> [Given problem]: Your task is to repeat the listing exactly.

(Dataset listings of figures)
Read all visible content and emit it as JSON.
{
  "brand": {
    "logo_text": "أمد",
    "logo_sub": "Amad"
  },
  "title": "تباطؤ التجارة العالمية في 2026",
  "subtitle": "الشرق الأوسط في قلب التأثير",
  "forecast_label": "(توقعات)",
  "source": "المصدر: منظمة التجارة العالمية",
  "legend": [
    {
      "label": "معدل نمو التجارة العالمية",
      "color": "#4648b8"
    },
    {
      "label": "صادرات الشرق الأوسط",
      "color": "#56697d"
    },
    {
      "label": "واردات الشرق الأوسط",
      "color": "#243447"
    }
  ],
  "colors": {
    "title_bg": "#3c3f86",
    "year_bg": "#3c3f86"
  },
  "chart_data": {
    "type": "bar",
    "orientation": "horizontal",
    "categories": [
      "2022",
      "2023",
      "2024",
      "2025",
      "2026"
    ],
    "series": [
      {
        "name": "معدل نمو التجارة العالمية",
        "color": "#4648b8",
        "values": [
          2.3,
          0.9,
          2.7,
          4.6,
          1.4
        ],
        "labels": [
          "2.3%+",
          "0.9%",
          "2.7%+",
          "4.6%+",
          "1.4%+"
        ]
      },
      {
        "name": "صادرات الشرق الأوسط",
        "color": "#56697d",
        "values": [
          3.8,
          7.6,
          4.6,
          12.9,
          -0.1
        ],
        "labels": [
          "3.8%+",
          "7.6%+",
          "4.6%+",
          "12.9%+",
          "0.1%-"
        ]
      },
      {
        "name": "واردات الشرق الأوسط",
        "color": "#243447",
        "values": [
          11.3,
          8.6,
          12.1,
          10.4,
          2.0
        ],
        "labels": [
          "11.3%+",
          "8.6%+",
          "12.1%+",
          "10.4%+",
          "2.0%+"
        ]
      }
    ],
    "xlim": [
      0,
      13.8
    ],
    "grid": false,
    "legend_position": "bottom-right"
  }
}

> [Answer to this problem]:
Read all visible content and emit it as JSON.
{
  "brand": {
    "logo_text": "أمد",
    "logo_sub": "Amad"
  },
  "title": "تباطؤ التجارة العالمية في 2026",
  "subtitle": "الشرق الأوسط في قلب التأثير",
  "forecast_label": "(توقعات)",
  "source": "المصدر: منظمة التجارة العالمية",
  "legend": [
    {
      "label": "معدل نمو التجارة العالمية",
      "color": "#4648b8"
    },
    {
      "label": "صادرات الشرق الأوسط",
      "color": "#56697d"
    },
    {
      "label": "واردات الشرق الأوسط",
      "color": "#243447"
    }
  ],
  "colors": {
    "title_bg": "#3c3f86",
    "year_bg": "#3c3f86"
  },
  "chart_data": {
    "type": "bar",
    "orientation": "horizontal",
    "categories": [
      "2022",
      "2023",
      "2024",
      "2025",
      "2026"
    ],
    "series": [
      {
        "name": "معدل نمو التجارة العالمية",
        "color": "#4648b8",
        "values": [
          2.3,
          0.9,
          2.7,
          4.6,
          1.4
        ],
        "labels": [
          "2.3%+",
          "0.9%",
          "2.7%+",
          "4.6%+",
          "1.4%+"
        ]
      },
      {
        "name": "صادرات الشرق الأوسط",
        "color": "#56697d",
        "values": [
          3.8,
          7.6,
          4.6,
          12.9,
          -0.1
        ],
        "labels": [
          "3.8%+",
          "7.6%+",
          "4.6%+",
          "12.9%+",
          "0.1%-"
        ]
      },
      {
        "name": "واردات الشرق الأوسط",
        "color": "#243447",
        "values": [
          11.3,
          8.6,
          12.1,
          10.4,
          2.0
        ],
        "labels": [
          "11.3%+",
          "8.6%+",
          "12.1%+",
          "10.4%+",
          "2.0%+"
        ]
      }
    ],
    "xlim": [
      0,
      13.8
    ],
    "grid": false,
    "legend_position": "bottom-right"
  }
}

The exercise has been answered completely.